§ **TASK TO COMPLETE**
Give the number of lines below that contain the word "this", and nothing else.

::: MATERIAL SHOWN

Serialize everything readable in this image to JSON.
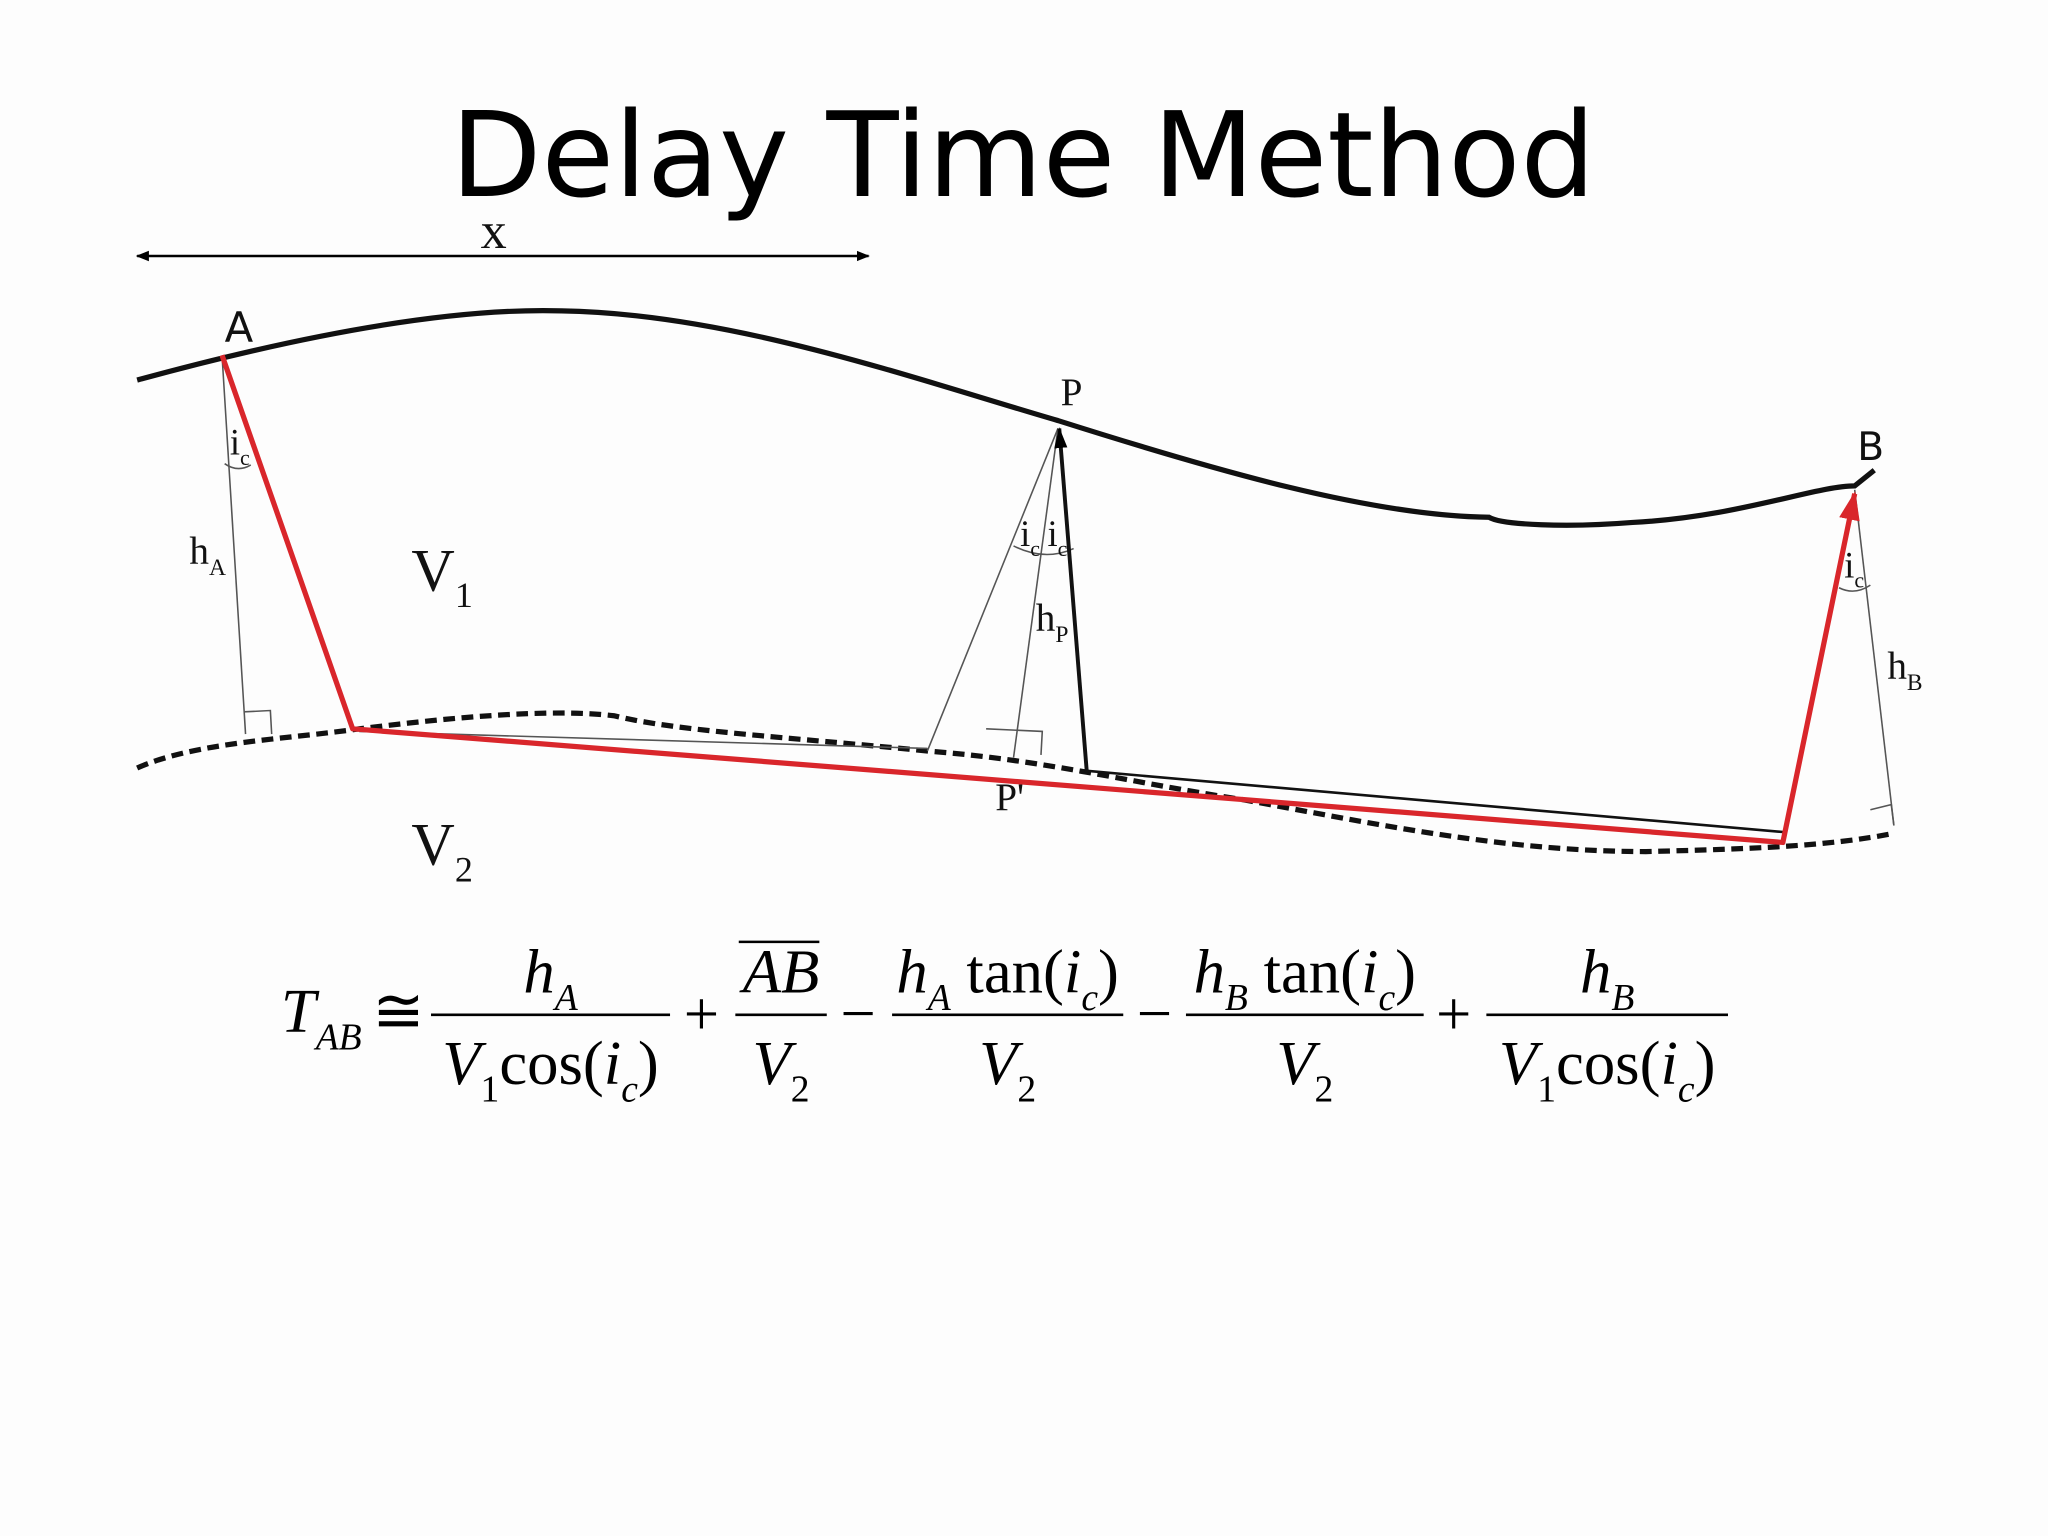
{
  "title": "Delay Time Method",
  "diagram": {
    "labels": [
      {
        "t": "x"
      },
      {
        "t": "A"
      },
      {
        "t": "P"
      },
      {
        "t": "B"
      },
      {
        "t": "i",
        "sub": "c"
      },
      {
        "t": "h",
        "sub": "A"
      },
      {
        "t": "V",
        "sub": "1"
      },
      {
        "t": "i",
        "sub": "c"
      },
      {
        "t": "i",
        "sub": "c"
      },
      {
        "t": "h",
        "sub": "P"
      },
      {
        "t": "i",
        "sub": "c"
      },
      {
        "t": "h",
        "sub": "B"
      },
      {
        "t": "P'"
      },
      {
        "t": "V",
        "sub": "2"
      }
    ]
  },
  "formula": {
    "lhs": [
      {
        "t": "T",
        "sub": "AB"
      }
    ],
    "relation": "≅",
    "terms": [
      {
        "num": [
          {
            "t": "h",
            "sub": "A"
          }
        ],
        "den": [
          {
            "t": "V",
            "sub": "1"
          },
          {
            "t": "cos("
          },
          {
            "t": "i",
            "sub": "c"
          },
          {
            "t": ")"
          }
        ]
      },
      {
        "num": [
          {
            "t": "AB",
            "overline": true
          }
        ],
        "den": [
          {
            "t": "V",
            "sub": "2"
          }
        ]
      },
      {
        "num": [
          {
            "t": "h",
            "sub": "A"
          },
          {
            "t": " tan("
          },
          {
            "t": "i",
            "sub": "c"
          },
          {
            "t": ")"
          }
        ],
        "den": [
          {
            "t": "V",
            "sub": "2"
          }
        ]
      },
      {
        "num": [
          {
            "t": "h",
            "sub": "B"
          },
          {
            "t": " tan("
          },
          {
            "t": "i",
            "sub": "c"
          },
          {
            "t": ")"
          }
        ],
        "den": [
          {
            "t": "V",
            "sub": "2"
          }
        ]
      },
      {
        "num": [
          {
            "t": "h",
            "sub": "B"
          }
        ],
        "den": [
          {
            "t": "V",
            "sub": "1"
          },
          {
            "t": "cos("
          },
          {
            "t": "i",
            "sub": "c"
          },
          {
            "t": ")"
          }
        ]
      }
    ],
    "operators": [
      "+",
      "−",
      "−",
      "+"
    ]
  }
}
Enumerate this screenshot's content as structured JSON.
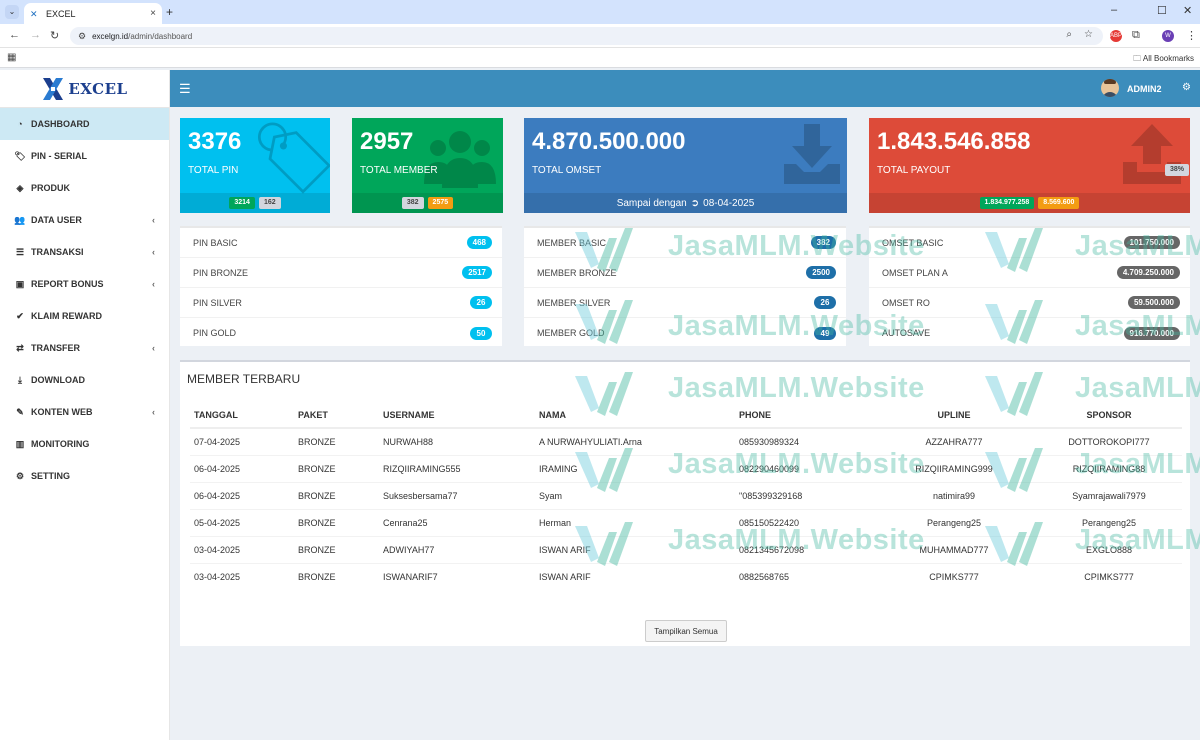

::::::

§ **THE ANSWER**
2